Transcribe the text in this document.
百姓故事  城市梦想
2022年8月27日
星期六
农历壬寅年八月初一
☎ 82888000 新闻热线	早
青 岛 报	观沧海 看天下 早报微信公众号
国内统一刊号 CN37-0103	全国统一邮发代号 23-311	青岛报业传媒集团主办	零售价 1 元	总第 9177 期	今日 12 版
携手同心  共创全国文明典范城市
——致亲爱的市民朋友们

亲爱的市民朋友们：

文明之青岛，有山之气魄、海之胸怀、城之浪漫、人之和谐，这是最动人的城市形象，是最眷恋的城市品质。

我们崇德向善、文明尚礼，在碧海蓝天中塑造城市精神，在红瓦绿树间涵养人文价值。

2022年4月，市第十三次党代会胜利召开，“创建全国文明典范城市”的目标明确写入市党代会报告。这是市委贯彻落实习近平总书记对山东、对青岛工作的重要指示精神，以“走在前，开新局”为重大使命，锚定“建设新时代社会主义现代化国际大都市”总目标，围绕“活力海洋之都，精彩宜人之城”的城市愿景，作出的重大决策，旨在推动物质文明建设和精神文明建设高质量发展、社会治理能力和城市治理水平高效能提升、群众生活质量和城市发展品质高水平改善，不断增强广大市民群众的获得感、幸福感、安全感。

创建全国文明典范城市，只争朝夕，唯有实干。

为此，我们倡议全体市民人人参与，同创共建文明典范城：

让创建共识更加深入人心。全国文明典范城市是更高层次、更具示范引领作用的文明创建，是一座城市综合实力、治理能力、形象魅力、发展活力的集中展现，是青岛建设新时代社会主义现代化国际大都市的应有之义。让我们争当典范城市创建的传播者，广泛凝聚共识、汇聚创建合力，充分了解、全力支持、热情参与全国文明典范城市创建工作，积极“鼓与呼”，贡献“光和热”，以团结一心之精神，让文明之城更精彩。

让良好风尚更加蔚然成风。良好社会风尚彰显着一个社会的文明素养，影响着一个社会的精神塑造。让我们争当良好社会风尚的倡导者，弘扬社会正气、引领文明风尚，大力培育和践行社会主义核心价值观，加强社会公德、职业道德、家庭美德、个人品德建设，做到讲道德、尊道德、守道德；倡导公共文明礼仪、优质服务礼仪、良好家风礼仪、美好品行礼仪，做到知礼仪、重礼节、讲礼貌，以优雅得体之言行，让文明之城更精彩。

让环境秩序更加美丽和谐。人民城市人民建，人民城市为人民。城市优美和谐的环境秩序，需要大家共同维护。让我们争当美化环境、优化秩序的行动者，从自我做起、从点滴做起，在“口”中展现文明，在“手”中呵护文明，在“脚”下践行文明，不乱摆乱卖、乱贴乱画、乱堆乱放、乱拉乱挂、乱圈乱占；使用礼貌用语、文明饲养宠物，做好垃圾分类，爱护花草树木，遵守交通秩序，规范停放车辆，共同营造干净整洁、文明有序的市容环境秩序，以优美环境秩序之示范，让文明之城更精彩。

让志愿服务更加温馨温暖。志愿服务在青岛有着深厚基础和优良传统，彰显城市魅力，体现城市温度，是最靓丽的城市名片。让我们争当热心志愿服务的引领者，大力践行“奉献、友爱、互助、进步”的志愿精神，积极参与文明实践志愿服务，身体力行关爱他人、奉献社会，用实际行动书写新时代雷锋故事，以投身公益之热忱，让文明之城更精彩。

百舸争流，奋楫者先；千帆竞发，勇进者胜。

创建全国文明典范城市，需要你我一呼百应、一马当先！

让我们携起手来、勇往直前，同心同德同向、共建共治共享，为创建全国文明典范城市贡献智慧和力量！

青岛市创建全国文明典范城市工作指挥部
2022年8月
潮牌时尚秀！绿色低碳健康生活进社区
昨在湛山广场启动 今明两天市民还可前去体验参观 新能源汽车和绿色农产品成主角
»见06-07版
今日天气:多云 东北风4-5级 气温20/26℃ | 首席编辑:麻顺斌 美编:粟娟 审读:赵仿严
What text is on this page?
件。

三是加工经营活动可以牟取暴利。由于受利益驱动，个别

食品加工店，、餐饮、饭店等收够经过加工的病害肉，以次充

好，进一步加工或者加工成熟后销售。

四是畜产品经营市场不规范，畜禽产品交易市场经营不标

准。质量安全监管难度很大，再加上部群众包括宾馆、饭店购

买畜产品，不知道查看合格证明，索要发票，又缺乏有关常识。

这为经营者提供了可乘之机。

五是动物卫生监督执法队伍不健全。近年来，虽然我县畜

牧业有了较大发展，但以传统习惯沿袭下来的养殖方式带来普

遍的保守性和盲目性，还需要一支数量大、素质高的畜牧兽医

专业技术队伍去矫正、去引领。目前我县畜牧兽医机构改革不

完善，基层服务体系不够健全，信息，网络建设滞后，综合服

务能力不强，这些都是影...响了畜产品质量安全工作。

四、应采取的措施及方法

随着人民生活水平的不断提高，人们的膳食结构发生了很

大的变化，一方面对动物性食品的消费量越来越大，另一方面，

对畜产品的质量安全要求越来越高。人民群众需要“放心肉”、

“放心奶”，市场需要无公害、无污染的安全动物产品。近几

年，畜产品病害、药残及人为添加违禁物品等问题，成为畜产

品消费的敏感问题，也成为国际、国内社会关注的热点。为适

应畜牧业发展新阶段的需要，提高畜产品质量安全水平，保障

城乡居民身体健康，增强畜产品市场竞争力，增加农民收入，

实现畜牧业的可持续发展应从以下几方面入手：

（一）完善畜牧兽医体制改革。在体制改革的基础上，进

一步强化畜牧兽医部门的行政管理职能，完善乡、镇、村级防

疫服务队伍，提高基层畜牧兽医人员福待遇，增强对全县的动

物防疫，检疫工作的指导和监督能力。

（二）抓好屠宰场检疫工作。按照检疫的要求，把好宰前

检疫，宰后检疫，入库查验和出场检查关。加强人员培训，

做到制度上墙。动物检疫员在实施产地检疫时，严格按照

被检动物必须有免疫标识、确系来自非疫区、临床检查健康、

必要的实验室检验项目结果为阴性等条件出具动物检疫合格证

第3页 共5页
--*--
Copy out the full material exactly as it appears.

Transcribe the text in this document.
百姓故事  城市梦想
2022年8月27日
星期六
农历壬寅年八月初一
☎ 82888000 新闻热线	早
青 岛 报	观沧海 看天下 早报微信公众号
国内统一刊号 CN37-0103	全国统一邮发代号 23-311	青岛报业传媒集团主办	零售价 1 元	总第 9177 期	今日 12 版
携手同心  共创全国文明典范城市
——致亲爱的市民朋友们

亲爱的市民朋友们：

文明之青岛，有山之气魄、海之胸怀、城之浪漫、人之和谐，这是最动人的城市形象，是最眷恋的城市品质。

我们崇德向善、文明尚礼，在碧海蓝天中塑造城市精神，在红瓦绿树间涵养人文价值。

2022年4月，市第十三次党代会胜利召开，“创建全国文明典范城市”的目标明确写入市党代会报告。这是市委贯彻落实习近平总书记对山东、对青岛工作的重要指示精神，以“走在前，开新局”为重大使命，锚定“建设新时代社会主义现代化国际大都市”总目标，围绕“活力海洋之都，精彩宜人之城”的城市愿景，作出的重大决策，旨在推动物质文明建设和精神文明建设高质量发展、社会治理能力和城市治理水平高效能提升、群众生活质量和城市发展品质高水平改善，不断增强广大市民群众的获得感、幸福感、安全感。

创建全国文明典范城市，只争朝夕，唯有实干。

为此，我们倡议全体市民人人参与，同创共建文明典范城：

让创建共识更加深入人心。全国文明典范城市是更高层次、更具示范引领作用的文明创建，是一座城市综合实力、治理能力、形象魅力、发展活力的集中展现，是青岛建设新时代社会主义现代化国际大都市的应有之义。让我们争当典范城市创建的传播者，广泛凝聚共识、汇聚创建合力，充分了解、全力支持、热情参与全国文明典范城市创建工作，积极“鼓与呼”，贡献“光和热”，以团结一心之精神，让文明之城更精彩。

让良好风尚更加蔚然成风。良好社会风尚彰显着一个社会的文明素养，影响着一个社会的精神塑造。让我们争当良好社会风尚的倡导者，弘扬社会正气、引领文明风尚，大力培育和践行社会主义核心价值观，加强社会公德、职业道德、家庭美德、个人品德建设，做到讲道德、尊道德、守道德；倡导公共文明礼仪、优质服务礼仪、良好家风礼仪、美好品行礼仪，做到知礼仪、重礼节、讲礼貌，以优雅得体之言行，让文明之城更精彩。

让环境秩序更加美丽和谐。人民城市人民建，人民城市为人民。城市优美和谐的环境秩序，需要大家共同维护。让我们争当美化环境、优化秩序的行动者，从自我做起、从点滴做起，在“口”中展现文明，在“手”中呵护文明，在“脚”下践行文明，不乱摆乱卖、乱贴乱画、乱堆乱放、乱拉乱挂、乱圈乱占；使用礼貌用语、文明饲养宠物，做好垃圾分类，爱护花草树木，遵守交通秩序，规范停放车辆，共同营造干净整洁、文明有序的市容环境秩序，以优美环境秩序之示范，让文明之城更精彩。

让志愿服务更加温馨温暖。志愿服务在青岛有着深厚基础和优良传统，彰显城市魅力，体现城市温度，是最靓丽的城市名片。让我们争当热心志愿服务的引领者，大力践行“奉献、友爱、互助、进步”的志愿精神，积极参与文明实践志愿服务，身体力行关爱他人、奉献社会，用实际行动书写新时代雷锋故事，以投身公益之热忱，让文明之城更精彩。

百舸争流，奋楫者先；千帆竞发，勇进者胜。

创建全国文明典范城市，需要你我一呼百应、一马当先！

让我们携起手来、勇往直前，同心同德同向、共建共治共享，为创建全国文明典范城市贡献智慧和力量！

青岛市创建全国文明典范城市工作指挥部
2022年8月
潮牌时尚秀！绿色低碳健康生活进社区
昨在湛山广场启动 今明两天市民还可前去体验参观 新能源汽车和绿色农产品成主角
»见06-07版
今日天气:多云 东北风4-5级 气温20/26℃ | 首席编辑:麻顺斌 美编:粟娟 审读:赵仿严
What text is on this page?
件。

三是加工经营活动可以牟取暴利。由于受利益驱动，个别

食品加工店，、餐饮、饭店等收够经过加工的病害肉，以次充

好，进一步加工或者加工成熟后销售。

四是畜产品经营市场不规范，畜禽产品交易市场经营不标

准。质量安全监管难度很大，再加上部群众包括宾馆、饭店购

买畜产品，不知道查看合格证明，索要发票，又缺乏有关常识。

这为经营者提供了可乘之机。

五是动物卫生监督执法队伍不健全。近年来，虽然我县畜

牧业有了较大发展，但以传统习惯沿袭下来的养殖方式带来普

遍的保守性和盲目性，还需要一支数量大、素质高的畜牧兽医

专业技术队伍去矫正、去引领。目前我县畜牧兽医机构改革不

完善，基层服务体系不够健全，信息，网络建设滞后，综合服

务能力不强，这些都是影...响了畜产品质量安全工作。

四、应采取的措施及方法

随着人民生活水平的不断提高，人们的膳食结构发生了很

大的变化，一方面对动物性食品的消费量越来越大，另一方面，

对畜产品的质量安全要求越来越高。人民群众需要“放心肉”、

“放心奶”，市场需要无公害、无污染的安全动物产品。近几

年，畜产品病害、药残及人为添加违禁物品等问题，成为畜产

品消费的敏感问题，也成为国际、国内社会关注的热点。为适

应畜牧业发展新阶段的需要，提高畜产品质量安全水平，保障

城乡居民身体健康，增强畜产品市场竞争力，增加农民收入，

实现畜牧业的可持续发展应从以下几方面入手：

（一）完善畜牧兽医体制改革。在体制改革的基础上，进

一步强化畜牧兽医部门的行政管理职能，完善乡、镇、村级防

疫服务队伍，提高基层畜牧兽医人员福待遇，增强对全县的动

物防疫，检疫工作的指导和监督能力。

（二）抓好屠宰场检疫工作。按照检疫的要求，把好宰前

检疫，宰后检疫，入库查验和出场检查关。加强人员培训，

做到制度上墙。动物检疫员在实施产地检疫时，严格按照

被检动物必须有免疫标识、确系来自非疫区、临床检查健康、

必要的实验室检验项目结果为阴性等条件出具动物检疫合格证

第3页 共5页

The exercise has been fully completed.